Requirement =>
Pick out the lines below with "title" and list them.

Data =>
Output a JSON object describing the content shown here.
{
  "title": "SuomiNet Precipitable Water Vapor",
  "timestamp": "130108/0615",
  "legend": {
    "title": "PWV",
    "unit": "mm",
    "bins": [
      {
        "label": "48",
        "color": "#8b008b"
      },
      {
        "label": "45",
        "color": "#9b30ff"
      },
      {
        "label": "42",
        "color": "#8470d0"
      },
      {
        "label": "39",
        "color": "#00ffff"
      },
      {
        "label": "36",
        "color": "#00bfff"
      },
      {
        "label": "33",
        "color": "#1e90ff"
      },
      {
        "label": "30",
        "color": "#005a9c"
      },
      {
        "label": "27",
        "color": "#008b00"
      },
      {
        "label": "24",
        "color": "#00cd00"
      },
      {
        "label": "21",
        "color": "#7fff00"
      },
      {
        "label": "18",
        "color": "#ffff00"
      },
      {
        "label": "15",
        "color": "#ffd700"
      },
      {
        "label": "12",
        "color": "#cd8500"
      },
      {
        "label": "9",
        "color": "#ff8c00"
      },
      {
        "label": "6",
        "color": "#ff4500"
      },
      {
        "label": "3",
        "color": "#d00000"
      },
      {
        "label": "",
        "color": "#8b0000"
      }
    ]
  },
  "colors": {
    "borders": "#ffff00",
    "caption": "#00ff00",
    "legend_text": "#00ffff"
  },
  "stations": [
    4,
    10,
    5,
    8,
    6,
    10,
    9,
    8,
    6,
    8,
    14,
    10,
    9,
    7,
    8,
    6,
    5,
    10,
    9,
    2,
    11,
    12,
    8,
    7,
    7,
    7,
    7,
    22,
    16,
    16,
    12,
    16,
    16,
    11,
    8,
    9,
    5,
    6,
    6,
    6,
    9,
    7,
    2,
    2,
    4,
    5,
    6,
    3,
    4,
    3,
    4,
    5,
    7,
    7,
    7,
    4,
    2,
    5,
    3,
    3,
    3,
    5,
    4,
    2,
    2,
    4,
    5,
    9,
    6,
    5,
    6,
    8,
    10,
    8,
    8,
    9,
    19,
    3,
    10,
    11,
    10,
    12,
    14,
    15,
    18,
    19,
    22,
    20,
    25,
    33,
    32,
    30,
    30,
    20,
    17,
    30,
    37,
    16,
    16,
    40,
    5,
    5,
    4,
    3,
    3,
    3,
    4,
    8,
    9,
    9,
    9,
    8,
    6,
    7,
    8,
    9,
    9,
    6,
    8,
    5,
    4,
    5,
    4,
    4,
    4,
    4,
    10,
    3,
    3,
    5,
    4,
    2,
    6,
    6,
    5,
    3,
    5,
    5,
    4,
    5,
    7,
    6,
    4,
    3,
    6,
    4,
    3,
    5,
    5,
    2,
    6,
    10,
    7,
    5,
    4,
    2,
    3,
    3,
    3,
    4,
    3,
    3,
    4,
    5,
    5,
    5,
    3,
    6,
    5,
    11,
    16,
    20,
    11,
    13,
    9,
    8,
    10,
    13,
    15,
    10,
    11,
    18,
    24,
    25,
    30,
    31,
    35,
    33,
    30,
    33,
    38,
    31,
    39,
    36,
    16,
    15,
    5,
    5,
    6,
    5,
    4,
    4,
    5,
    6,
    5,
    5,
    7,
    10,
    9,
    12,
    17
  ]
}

Exercise output =>
  "title": "SuomiNet Precipitable Water Vapor",
    "title": "PWV",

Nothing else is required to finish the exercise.